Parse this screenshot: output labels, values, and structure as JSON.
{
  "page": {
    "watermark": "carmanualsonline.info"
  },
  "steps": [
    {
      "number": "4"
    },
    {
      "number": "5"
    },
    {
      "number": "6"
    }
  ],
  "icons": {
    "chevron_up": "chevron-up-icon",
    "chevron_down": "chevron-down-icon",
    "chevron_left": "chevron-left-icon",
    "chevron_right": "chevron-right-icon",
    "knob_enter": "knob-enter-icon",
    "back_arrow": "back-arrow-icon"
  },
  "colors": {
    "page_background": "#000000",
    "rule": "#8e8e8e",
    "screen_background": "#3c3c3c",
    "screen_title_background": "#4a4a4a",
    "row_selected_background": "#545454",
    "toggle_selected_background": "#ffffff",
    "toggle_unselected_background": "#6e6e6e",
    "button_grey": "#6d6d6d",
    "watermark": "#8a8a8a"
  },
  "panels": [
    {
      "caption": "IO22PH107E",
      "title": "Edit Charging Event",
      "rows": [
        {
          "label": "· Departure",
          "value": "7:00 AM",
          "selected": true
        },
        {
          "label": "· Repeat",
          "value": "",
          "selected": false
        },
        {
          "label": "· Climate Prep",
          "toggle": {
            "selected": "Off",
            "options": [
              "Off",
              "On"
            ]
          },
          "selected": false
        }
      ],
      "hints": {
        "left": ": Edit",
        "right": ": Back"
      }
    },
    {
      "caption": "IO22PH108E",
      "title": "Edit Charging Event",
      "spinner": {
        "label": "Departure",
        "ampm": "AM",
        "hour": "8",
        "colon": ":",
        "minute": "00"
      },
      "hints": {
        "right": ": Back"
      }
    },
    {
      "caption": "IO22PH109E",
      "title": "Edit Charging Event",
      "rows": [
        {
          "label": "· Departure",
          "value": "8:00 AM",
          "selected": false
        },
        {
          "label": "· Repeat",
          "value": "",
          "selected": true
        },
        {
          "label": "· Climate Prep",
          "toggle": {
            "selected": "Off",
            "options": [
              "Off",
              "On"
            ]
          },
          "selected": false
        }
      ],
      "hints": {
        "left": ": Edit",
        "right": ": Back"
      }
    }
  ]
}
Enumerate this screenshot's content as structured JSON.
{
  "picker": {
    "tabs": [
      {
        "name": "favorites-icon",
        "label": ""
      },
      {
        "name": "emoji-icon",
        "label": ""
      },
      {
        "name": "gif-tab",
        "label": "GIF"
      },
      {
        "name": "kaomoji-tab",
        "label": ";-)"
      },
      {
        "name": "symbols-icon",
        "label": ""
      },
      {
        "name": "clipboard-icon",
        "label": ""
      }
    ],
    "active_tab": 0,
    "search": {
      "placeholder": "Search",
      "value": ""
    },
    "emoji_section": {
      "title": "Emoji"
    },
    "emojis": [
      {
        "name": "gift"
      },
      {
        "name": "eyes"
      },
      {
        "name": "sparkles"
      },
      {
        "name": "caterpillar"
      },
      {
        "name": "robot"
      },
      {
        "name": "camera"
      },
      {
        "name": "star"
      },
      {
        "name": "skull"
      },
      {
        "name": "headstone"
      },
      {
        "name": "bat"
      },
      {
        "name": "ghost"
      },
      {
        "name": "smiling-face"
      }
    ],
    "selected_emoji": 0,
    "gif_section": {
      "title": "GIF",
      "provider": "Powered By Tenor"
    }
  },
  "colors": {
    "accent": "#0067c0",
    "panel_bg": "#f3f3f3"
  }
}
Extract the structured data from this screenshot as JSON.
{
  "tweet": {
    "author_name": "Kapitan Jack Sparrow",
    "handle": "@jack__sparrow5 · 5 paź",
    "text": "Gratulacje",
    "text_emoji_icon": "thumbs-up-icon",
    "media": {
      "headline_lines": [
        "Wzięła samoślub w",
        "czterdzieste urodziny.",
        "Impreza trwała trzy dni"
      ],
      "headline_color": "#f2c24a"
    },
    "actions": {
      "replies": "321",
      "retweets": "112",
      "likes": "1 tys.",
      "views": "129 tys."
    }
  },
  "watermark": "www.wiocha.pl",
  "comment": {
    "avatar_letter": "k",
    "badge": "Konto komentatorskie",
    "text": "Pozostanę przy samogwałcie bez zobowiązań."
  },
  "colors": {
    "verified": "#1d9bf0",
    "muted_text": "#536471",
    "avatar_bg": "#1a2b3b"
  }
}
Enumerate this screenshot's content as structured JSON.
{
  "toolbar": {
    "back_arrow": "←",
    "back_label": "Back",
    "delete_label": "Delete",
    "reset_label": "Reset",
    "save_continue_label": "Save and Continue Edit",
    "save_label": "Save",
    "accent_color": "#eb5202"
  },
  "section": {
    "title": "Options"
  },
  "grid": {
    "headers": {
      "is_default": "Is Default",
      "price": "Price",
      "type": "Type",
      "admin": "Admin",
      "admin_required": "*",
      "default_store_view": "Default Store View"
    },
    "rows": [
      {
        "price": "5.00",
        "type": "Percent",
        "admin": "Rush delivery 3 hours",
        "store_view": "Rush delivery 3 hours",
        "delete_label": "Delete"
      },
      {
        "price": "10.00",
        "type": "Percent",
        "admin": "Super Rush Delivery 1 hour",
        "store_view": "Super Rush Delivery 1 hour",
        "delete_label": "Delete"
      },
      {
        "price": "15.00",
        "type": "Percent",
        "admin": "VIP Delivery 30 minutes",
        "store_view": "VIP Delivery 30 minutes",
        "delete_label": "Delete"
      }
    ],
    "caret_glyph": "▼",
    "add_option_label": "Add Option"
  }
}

[INSTRUCTIONS FOR THE TASK]: Send back every record, precisely as written.

[COMPLETED TASK]:
Parse this screenshot: output labels, values, and structure as JSON.
{
  "page": {
    "watermark": "carmanualsonline.info"
  },
  "steps": [
    {
      "number": "4"
    },
    {
      "number": "5"
    },
    {
      "number": "6"
    }
  ],
  "icons": {
    "chevron_up": "chevron-up-icon",
    "chevron_down": "chevron-down-icon",
    "chevron_left": "chevron-left-icon",
    "chevron_right": "chevron-right-icon",
    "knob_enter": "knob-enter-icon",
    "back_arrow": "back-arrow-icon"
  },
  "colors": {
    "page_background": "#000000",
    "rule": "#8e8e8e",
    "screen_background": "#3c3c3c",
    "screen_title_background": "#4a4a4a",
    "row_selected_background": "#545454",
    "toggle_selected_background": "#ffffff",
    "toggle_unselected_background": "#6e6e6e",
    "button_grey": "#6d6d6d",
    "watermark": "#8a8a8a"
  },
  "panels": [
    {
      "caption": "IO22PH107E",
      "title": "Edit Charging Event",
      "rows": [
        {
          "label": "· Departure",
          "value": "7:00 AM",
          "selected": true
        },
        {
          "label": "· Repeat",
          "value": "",
          "selected": false
        },
        {
          "label": "· Climate Prep",
          "toggle": {
            "selected": "Off",
            "options": [
              "Off",
              "On"
            ]
          },
          "selected": false
        }
      ],
      "hints": {
        "left": ": Edit",
        "right": ": Back"
      }
    },
    {
      "caption": "IO22PH108E",
      "title": "Edit Charging Event",
      "spinner": {
        "label": "Departure",
        "ampm": "AM",
        "hour": "8",
        "colon": ":",
        "minute": "00"
      },
      "hints": {
        "right": ": Back"
      }
    },
    {
      "caption": "IO22PH109E",
      "title": "Edit Charging Event",
      "rows": [
        {
          "label": "· Departure",
          "value": "8:00 AM",
          "selected": false
        },
        {
          "label": "· Repeat",
          "value": "",
          "selected": true
        },
        {
          "label": "· Climate Prep",
          "toggle": {
            "selected": "Off",
            "options": [
              "Off",
              "On"
            ]
          },
          "selected": false
        }
      ],
      "hints": {
        "left": ": Edit",
        "right": ": Back"
      }
    }
  ]
}
Enumerate this screenshot's content as structured JSON.
{
  "picker": {
    "tabs": [
      {
        "name": "favorites-icon",
        "label": ""
      },
      {
        "name": "emoji-icon",
        "label": ""
      },
      {
        "name": "gif-tab",
        "label": "GIF"
      },
      {
        "name": "kaomoji-tab",
        "label": ";-)"
      },
      {
        "name": "symbols-icon",
        "label": ""
      },
      {
        "name": "clipboard-icon",
        "label": ""
      }
    ],
    "active_tab": 0,
    "search": {
      "placeholder": "Search",
      "value": ""
    },
    "emoji_section": {
      "title": "Emoji"
    },
    "emojis": [
      {
        "name": "gift"
      },
      {
        "name": "eyes"
      },
      {
        "name": "sparkles"
      },
      {
        "name": "caterpillar"
      },
      {
        "name": "robot"
      },
      {
        "name": "camera"
      },
      {
        "name": "star"
      },
      {
        "name": "skull"
      },
      {
        "name": "headstone"
      },
      {
        "name": "bat"
      },
      {
        "name": "ghost"
      },
      {
        "name": "smiling-face"
      }
    ],
    "selected_emoji": 0,
    "gif_section": {
      "title": "GIF",
      "provider": "Powered By Tenor"
    }
  },
  "colors": {
    "accent": "#0067c0",
    "panel_bg": "#f3f3f3"
  }
}
Extract the structured data from this screenshot as JSON.
{
  "tweet": {
    "author_name": "Kapitan Jack Sparrow",
    "handle": "@jack__sparrow5 · 5 paź",
    "text": "Gratulacje",
    "text_emoji_icon": "thumbs-up-icon",
    "media": {
      "headline_lines": [
        "Wzięła samoślub w",
        "czterdzieste urodziny.",
        "Impreza trwała trzy dni"
      ],
      "headline_color": "#f2c24a"
    },
    "actions": {
      "replies": "321",
      "retweets": "112",
      "likes": "1 tys.",
      "views": "129 tys."
    }
  },
  "watermark": "www.wiocha.pl",
  "comment": {
    "avatar_letter": "k",
    "badge": "Konto komentatorskie",
    "text": "Pozostanę przy samogwałcie bez zobowiązań."
  },
  "colors": {
    "verified": "#1d9bf0",
    "muted_text": "#536471",
    "avatar_bg": "#1a2b3b"
  }
}
Enumerate this screenshot's content as structured JSON.
{
  "toolbar": {
    "back_arrow": "←",
    "back_label": "Back",
    "delete_label": "Delete",
    "reset_label": "Reset",
    "save_continue_label": "Save and Continue Edit",
    "save_label": "Save",
    "accent_color": "#eb5202"
  },
  "section": {
    "title": "Options"
  },
  "grid": {
    "headers": {
      "is_default": "Is Default",
      "price": "Price",
      "type": "Type",
      "admin": "Admin",
      "admin_required": "*",
      "default_store_view": "Default Store View"
    },
    "rows": [
      {
        "price": "5.00",
        "type": "Percent",
        "admin": "Rush delivery 3 hours",
        "store_view": "Rush delivery 3 hours",
        "delete_label": "Delete"
      },
      {
        "price": "10.00",
        "type": "Percent",
        "admin": "Super Rush Delivery 1 hour",
        "store_view": "Super Rush Delivery 1 hour",
        "delete_label": "Delete"
      },
      {
        "price": "15.00",
        "type": "Percent",
        "admin": "VIP Delivery 30 minutes",
        "store_view": "VIP Delivery 30 minutes",
        "delete_label": "Delete"
      }
    ],
    "caret_glyph": "▼",
    "add_option_label": "Add Option"
  }
}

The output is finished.